◆ **Task requirements**: Reproduce the stretch of the records from the line that contains "text-line: duodécimo século" through the line that contains "text-line: com a", replacing "língua" with "fala" and leaving everything else unchanged.

◆ **Entries supplied**:
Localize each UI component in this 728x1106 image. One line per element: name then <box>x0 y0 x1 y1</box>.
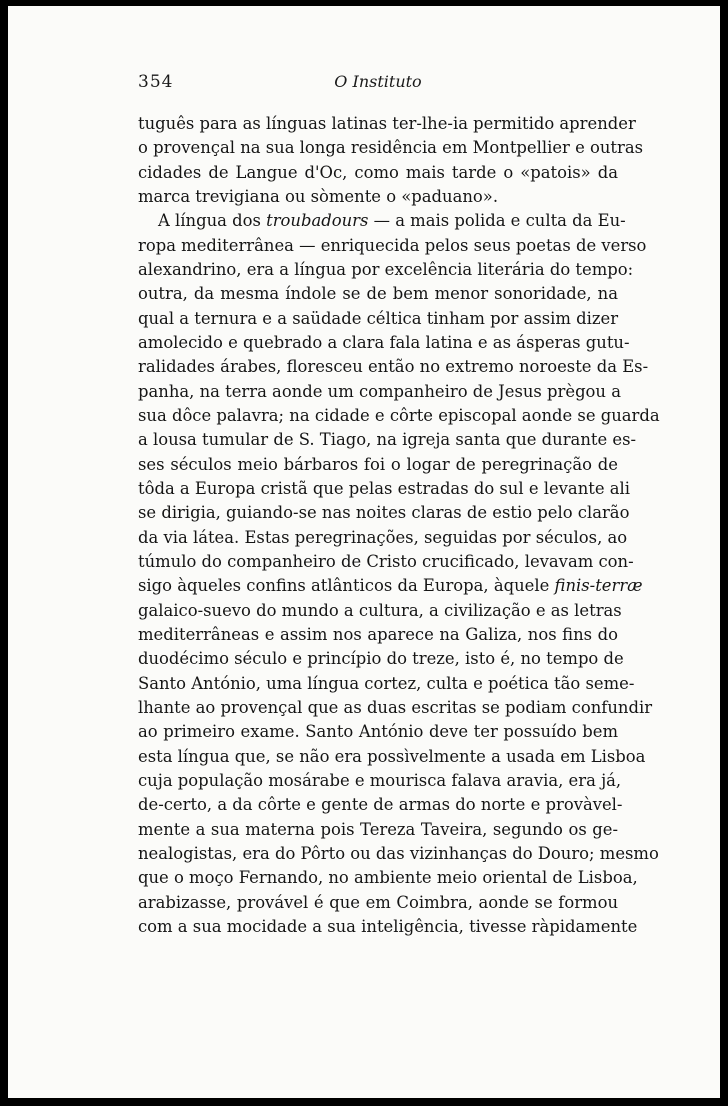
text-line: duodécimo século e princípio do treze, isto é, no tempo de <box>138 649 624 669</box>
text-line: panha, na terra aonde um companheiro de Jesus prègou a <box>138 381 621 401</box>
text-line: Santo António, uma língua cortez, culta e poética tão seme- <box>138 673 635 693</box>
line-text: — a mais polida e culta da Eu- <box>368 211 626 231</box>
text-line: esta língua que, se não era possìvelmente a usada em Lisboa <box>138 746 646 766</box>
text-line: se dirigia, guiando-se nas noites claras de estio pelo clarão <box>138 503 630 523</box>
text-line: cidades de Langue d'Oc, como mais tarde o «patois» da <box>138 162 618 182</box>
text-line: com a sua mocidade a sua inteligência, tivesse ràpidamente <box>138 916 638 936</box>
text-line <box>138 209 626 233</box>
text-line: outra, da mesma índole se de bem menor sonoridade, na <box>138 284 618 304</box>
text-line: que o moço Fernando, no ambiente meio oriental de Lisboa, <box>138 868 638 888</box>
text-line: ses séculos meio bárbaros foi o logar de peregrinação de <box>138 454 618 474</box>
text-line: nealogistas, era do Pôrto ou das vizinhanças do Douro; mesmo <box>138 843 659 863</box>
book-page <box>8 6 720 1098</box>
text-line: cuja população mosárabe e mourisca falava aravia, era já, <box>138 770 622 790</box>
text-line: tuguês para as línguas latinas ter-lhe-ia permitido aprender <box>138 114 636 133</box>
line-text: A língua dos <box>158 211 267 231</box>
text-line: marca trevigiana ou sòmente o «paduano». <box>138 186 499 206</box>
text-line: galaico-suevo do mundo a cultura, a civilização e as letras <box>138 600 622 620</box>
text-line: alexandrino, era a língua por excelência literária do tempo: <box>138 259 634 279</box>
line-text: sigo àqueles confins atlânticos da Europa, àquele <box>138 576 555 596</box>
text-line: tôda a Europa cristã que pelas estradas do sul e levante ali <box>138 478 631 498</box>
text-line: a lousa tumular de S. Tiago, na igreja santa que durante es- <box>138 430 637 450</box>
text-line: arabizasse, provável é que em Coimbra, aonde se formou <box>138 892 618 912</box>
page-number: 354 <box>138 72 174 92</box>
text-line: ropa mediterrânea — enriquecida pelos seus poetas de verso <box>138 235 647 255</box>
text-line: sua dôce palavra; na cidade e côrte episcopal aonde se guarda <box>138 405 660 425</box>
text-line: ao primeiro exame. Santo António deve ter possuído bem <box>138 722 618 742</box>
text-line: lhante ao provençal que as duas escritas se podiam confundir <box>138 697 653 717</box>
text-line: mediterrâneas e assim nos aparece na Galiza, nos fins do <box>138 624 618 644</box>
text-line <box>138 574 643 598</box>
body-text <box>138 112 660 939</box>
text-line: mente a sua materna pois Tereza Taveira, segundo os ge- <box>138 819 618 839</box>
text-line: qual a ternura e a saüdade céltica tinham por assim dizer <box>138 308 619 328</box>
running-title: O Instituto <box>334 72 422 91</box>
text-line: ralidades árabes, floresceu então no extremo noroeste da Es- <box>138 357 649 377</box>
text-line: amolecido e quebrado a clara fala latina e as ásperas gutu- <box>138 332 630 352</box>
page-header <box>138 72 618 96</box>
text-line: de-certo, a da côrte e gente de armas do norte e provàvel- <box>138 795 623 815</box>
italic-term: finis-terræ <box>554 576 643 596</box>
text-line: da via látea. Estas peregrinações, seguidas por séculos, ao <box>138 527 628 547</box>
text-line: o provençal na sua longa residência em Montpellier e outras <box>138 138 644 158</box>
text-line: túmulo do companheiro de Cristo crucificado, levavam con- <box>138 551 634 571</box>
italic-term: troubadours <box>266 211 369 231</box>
---
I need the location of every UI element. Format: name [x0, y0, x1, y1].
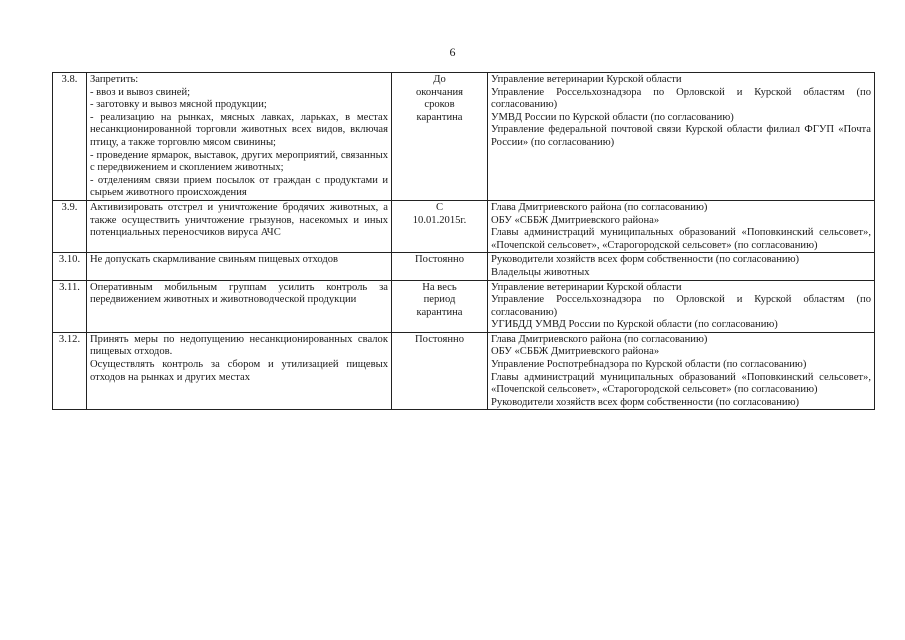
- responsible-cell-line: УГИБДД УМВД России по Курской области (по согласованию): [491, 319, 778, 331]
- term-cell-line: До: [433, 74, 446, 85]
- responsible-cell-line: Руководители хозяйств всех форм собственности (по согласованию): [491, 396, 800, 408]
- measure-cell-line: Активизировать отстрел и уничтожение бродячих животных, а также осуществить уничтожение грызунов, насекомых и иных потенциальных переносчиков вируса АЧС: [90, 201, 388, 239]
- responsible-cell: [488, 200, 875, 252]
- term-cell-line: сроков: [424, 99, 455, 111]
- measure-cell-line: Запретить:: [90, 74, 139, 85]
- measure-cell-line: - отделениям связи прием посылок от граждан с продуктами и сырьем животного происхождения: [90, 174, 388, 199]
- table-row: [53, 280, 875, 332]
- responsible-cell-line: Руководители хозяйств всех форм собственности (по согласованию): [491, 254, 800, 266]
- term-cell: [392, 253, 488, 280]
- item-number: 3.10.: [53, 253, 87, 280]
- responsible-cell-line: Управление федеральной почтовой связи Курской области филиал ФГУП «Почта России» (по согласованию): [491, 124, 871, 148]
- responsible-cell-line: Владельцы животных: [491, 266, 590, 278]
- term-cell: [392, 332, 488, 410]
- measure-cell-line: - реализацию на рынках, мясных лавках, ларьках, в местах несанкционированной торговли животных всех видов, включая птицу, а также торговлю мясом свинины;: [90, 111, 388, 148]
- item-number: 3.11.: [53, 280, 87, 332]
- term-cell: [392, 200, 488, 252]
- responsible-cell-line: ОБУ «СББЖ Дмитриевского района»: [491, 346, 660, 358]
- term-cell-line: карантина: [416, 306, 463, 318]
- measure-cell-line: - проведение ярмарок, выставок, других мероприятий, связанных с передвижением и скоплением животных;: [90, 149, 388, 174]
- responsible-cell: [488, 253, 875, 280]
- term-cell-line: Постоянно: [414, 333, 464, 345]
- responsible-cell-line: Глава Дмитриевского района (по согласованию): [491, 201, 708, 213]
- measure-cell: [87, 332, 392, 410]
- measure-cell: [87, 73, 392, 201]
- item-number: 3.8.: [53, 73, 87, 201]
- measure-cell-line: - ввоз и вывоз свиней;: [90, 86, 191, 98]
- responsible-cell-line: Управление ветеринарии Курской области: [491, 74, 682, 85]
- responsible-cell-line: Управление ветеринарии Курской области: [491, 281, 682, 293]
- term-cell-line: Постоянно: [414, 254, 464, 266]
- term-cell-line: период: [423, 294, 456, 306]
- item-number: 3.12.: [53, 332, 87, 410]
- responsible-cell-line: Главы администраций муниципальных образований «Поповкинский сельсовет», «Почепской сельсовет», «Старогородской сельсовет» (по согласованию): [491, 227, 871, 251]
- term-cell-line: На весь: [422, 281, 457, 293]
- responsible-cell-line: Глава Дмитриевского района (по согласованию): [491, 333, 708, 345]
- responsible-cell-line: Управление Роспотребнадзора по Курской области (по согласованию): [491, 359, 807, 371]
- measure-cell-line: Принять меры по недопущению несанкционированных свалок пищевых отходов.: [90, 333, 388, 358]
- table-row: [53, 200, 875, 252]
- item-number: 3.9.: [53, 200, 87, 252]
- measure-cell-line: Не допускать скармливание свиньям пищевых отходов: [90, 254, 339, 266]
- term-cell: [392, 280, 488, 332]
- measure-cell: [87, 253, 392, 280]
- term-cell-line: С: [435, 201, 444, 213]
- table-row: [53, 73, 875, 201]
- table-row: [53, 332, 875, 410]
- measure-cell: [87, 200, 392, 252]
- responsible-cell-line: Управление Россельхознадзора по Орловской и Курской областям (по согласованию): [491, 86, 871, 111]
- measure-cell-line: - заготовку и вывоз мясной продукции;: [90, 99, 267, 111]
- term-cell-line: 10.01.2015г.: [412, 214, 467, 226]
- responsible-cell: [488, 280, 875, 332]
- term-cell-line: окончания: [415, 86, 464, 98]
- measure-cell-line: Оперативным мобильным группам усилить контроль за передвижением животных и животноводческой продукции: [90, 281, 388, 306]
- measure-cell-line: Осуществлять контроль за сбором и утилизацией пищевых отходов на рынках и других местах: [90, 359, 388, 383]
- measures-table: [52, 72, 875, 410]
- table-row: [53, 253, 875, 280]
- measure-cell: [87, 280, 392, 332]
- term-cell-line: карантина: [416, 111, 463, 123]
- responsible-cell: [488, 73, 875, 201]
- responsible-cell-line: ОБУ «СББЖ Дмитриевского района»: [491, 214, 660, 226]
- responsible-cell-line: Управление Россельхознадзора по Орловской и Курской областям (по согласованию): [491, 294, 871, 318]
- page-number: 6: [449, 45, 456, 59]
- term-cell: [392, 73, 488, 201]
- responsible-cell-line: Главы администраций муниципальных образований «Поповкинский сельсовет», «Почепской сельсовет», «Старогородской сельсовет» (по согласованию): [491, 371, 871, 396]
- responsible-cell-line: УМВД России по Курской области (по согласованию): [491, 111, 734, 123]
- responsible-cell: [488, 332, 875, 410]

◆ **Answer in full**:
text-line: duodécimo século e princípio do treze, isto é, no tempo de <box>138 649 624 669</box>
text-line: panha, na terra aonde um companheiro de Jesus prègou a <box>138 381 621 401</box>
text-line: Santo António, uma fala cortez, culta e poética tão seme- <box>138 673 635 693</box>
line-text: — a mais polida e culta da Eu- <box>368 211 626 231</box>
text-line: esta fala que, se não era possìvelmente a usada em Lisboa <box>138 746 646 766</box>
text-line: se dirigia, guiando-se nas noites claras de estio pelo clarão <box>138 503 630 523</box>
text-line: cidades de Langue d'Oc, como mais tarde o «patois» da <box>138 162 618 182</box>
text-line: com a sua mocidade a sua inteligência, tivesse ràpidamente <box>138 916 638 936</box>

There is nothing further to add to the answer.